◆ Task details
Copy out the lines that have "xlabel" in them.

☆ ☆ ☆

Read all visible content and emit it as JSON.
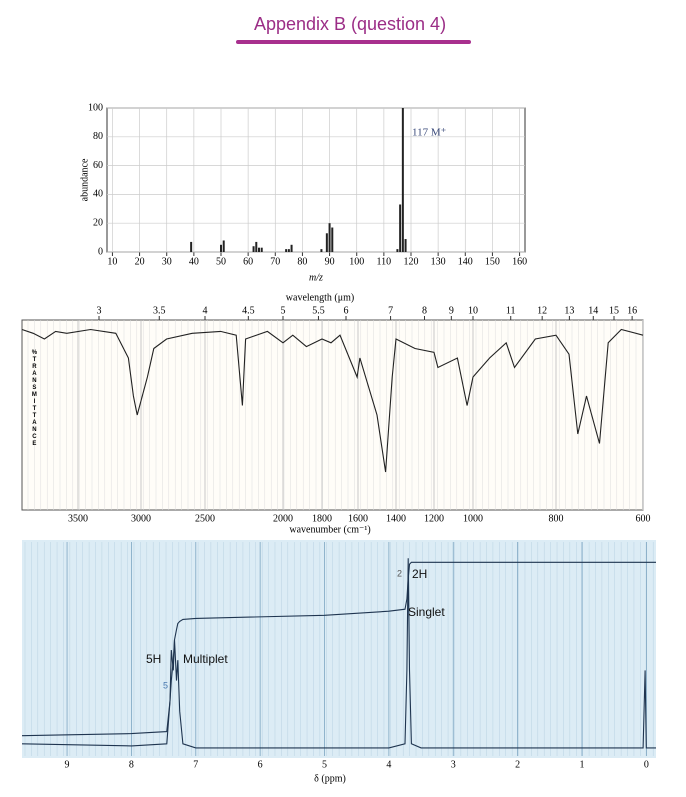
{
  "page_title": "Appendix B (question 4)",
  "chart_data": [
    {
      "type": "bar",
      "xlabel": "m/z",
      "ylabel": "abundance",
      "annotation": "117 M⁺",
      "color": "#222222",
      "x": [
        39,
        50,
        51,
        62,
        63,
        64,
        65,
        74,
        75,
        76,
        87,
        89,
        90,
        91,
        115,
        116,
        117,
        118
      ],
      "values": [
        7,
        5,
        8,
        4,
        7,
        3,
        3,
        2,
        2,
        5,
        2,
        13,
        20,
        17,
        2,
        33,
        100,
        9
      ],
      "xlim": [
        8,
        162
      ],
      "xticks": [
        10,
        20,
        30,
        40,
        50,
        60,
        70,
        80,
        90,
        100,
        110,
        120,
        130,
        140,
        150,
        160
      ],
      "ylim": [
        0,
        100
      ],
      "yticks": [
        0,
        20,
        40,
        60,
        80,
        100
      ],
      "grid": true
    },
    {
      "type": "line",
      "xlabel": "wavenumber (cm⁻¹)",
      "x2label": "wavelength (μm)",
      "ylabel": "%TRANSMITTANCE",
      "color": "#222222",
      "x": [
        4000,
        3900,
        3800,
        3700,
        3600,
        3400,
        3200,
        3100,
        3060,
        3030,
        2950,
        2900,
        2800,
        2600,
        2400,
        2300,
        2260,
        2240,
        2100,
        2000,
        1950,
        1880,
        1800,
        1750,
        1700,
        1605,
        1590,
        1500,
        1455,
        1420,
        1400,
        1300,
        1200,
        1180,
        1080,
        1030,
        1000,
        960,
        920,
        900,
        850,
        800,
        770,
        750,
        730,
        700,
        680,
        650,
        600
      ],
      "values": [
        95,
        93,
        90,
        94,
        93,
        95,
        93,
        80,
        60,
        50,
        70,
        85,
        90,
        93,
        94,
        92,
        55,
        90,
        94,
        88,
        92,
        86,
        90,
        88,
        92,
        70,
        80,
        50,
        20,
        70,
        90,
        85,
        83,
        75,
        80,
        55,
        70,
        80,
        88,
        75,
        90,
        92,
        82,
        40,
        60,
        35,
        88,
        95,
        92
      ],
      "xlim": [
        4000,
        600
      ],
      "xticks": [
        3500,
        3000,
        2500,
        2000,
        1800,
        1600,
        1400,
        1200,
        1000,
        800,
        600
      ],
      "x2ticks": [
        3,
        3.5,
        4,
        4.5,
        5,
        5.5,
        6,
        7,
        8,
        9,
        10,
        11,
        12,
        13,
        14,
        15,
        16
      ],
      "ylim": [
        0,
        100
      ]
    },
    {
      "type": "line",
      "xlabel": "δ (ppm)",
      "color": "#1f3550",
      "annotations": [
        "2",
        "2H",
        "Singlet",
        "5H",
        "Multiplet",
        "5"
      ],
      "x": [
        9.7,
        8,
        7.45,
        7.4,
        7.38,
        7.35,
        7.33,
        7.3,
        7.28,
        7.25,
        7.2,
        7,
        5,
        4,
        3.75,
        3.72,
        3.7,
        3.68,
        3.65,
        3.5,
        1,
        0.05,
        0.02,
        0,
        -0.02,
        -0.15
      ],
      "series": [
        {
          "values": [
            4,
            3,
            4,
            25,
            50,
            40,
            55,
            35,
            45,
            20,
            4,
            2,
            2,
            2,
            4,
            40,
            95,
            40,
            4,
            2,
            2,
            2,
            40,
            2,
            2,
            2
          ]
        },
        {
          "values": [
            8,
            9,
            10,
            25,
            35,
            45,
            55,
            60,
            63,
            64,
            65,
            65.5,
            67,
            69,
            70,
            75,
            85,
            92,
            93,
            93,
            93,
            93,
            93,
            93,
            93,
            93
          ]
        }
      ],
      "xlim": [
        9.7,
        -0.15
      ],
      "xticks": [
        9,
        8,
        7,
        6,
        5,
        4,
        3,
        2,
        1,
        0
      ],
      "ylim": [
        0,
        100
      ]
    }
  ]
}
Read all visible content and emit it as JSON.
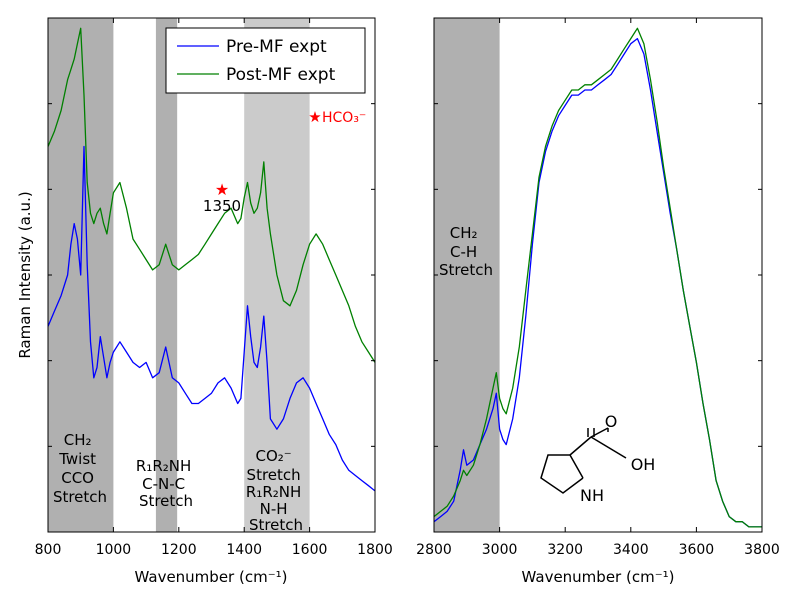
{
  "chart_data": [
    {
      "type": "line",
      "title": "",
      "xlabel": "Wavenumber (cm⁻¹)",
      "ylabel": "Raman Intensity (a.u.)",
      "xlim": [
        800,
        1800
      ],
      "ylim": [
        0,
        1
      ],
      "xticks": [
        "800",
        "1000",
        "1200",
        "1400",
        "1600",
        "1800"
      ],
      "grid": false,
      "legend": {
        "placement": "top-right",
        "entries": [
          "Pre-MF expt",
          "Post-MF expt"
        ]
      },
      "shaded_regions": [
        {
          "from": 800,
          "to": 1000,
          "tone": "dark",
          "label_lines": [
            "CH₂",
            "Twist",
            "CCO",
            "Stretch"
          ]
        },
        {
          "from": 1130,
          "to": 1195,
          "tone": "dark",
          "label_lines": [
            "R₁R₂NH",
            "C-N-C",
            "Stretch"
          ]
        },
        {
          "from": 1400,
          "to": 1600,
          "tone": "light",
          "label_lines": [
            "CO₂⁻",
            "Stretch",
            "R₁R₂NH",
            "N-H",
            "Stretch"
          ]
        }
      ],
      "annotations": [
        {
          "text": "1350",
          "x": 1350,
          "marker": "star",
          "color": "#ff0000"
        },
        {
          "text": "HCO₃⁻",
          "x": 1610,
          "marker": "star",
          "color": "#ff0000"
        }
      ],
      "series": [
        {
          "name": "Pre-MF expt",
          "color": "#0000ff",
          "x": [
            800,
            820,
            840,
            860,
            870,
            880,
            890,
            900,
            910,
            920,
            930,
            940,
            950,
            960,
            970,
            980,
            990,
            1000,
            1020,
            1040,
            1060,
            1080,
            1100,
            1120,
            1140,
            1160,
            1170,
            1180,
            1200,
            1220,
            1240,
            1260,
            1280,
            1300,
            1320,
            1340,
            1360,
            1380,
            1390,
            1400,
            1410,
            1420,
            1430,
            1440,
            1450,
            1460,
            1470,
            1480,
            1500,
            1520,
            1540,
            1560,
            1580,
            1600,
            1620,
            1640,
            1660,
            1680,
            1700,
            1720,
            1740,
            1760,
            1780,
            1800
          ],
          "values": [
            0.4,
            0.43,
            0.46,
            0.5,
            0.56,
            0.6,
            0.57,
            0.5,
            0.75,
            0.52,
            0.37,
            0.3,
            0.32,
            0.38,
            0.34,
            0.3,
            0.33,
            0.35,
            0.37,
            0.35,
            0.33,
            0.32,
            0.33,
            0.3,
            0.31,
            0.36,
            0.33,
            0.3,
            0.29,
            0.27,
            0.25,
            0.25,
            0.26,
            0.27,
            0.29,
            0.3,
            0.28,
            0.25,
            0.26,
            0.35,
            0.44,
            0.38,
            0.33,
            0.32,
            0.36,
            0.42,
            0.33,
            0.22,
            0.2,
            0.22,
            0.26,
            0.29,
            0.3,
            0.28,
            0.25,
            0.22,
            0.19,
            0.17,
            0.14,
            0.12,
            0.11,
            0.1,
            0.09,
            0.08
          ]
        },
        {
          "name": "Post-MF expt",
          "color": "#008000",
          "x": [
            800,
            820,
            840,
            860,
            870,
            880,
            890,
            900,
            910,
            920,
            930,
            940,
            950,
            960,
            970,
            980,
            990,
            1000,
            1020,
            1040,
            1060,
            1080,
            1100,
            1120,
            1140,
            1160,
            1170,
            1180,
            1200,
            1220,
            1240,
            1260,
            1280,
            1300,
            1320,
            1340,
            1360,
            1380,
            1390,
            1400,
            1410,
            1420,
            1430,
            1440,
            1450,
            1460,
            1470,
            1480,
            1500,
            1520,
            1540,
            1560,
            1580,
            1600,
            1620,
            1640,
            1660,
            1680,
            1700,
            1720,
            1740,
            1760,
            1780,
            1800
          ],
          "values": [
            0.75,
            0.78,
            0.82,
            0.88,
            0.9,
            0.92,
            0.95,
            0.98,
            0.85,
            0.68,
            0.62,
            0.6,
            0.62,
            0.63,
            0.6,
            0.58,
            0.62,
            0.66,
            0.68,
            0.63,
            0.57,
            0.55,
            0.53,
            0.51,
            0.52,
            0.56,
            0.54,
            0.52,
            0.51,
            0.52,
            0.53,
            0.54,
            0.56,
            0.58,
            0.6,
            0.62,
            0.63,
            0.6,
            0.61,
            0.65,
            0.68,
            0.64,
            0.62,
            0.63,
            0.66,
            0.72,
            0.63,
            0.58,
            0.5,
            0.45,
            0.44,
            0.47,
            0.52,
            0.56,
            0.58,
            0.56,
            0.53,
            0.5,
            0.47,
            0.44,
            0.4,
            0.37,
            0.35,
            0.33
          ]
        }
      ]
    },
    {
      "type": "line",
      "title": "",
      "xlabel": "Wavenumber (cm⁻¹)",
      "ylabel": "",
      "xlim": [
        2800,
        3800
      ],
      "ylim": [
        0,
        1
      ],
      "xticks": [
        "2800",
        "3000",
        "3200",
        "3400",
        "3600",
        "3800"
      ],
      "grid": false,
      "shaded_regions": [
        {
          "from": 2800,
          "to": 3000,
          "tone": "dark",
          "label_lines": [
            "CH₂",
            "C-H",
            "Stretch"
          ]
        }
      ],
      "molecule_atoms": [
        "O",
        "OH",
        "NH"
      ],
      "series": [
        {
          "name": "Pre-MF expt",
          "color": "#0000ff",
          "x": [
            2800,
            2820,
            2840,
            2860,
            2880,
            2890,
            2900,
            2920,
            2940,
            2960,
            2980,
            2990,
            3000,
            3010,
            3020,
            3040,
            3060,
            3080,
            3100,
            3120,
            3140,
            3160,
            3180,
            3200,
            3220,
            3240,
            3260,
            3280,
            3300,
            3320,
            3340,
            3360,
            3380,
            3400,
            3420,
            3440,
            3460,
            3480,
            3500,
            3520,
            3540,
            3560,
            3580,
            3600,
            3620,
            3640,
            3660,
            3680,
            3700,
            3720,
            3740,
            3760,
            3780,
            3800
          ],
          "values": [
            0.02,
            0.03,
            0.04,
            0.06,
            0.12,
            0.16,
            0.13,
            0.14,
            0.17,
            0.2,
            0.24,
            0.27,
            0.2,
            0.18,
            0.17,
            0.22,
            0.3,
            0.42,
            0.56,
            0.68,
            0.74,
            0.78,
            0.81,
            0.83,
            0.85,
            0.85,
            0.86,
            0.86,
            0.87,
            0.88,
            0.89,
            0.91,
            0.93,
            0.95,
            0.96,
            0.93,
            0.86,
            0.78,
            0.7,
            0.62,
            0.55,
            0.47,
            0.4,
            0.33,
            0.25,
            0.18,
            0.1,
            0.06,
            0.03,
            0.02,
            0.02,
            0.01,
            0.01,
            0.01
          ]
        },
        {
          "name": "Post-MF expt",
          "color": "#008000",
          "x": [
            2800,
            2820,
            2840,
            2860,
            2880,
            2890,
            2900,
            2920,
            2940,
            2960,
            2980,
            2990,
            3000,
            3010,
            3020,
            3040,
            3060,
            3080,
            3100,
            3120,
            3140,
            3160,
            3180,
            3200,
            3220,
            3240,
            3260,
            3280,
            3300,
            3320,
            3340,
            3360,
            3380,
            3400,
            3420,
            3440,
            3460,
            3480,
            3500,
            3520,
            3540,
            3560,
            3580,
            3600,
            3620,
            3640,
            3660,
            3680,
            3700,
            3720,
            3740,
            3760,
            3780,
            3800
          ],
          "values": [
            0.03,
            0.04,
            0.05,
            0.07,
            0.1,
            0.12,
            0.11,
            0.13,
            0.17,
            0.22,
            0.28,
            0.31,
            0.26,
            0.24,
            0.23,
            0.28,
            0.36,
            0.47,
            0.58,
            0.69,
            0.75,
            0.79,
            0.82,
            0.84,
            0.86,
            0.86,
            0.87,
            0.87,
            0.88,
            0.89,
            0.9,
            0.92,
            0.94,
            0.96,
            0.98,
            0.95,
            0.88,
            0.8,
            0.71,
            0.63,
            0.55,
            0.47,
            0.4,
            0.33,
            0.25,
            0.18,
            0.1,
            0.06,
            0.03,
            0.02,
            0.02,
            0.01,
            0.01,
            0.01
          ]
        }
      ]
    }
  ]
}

☆ ☆ ☆

◆ Worked solution
      "xlabel": "m/z",
      "xlabel": "wavenumber (cm⁻¹)",
      "xlabel": "δ (ppm)",
      "xlabel": "Wavenumber (cm⁻¹)",
      "xlabel": "Wavenumber (cm⁻¹)",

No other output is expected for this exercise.